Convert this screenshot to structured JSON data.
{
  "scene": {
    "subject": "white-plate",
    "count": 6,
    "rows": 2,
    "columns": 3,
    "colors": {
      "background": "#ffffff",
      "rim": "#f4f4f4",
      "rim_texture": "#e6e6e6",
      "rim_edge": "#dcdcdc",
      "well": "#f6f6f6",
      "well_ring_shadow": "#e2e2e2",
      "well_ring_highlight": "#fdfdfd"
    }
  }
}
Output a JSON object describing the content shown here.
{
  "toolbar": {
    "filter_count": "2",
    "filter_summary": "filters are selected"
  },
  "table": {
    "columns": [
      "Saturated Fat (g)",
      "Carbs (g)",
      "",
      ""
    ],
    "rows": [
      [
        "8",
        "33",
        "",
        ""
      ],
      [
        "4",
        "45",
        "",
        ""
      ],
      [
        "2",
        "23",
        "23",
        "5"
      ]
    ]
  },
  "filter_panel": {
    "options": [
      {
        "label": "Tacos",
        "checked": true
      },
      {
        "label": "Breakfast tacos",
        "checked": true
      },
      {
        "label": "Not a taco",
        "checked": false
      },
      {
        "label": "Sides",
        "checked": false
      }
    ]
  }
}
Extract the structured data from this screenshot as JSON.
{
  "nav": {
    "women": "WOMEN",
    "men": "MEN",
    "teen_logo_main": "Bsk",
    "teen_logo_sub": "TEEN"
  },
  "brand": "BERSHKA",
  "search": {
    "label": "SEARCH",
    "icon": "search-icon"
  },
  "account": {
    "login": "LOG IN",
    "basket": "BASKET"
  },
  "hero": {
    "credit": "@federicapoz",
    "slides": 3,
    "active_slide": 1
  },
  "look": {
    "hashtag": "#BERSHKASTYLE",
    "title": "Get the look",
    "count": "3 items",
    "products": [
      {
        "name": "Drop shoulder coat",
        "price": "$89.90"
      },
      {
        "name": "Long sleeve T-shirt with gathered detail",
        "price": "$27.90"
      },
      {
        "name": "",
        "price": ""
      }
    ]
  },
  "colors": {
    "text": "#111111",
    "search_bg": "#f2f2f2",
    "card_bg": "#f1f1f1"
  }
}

# TASK OBJECTIVE
Go through the listing above and pull out each line containing the word "screenshot".

# OUTPUT FOR THIS EXERCISE
Convert this screenshot to structured JSON data.
Extract the structured data from this screenshot as JSON.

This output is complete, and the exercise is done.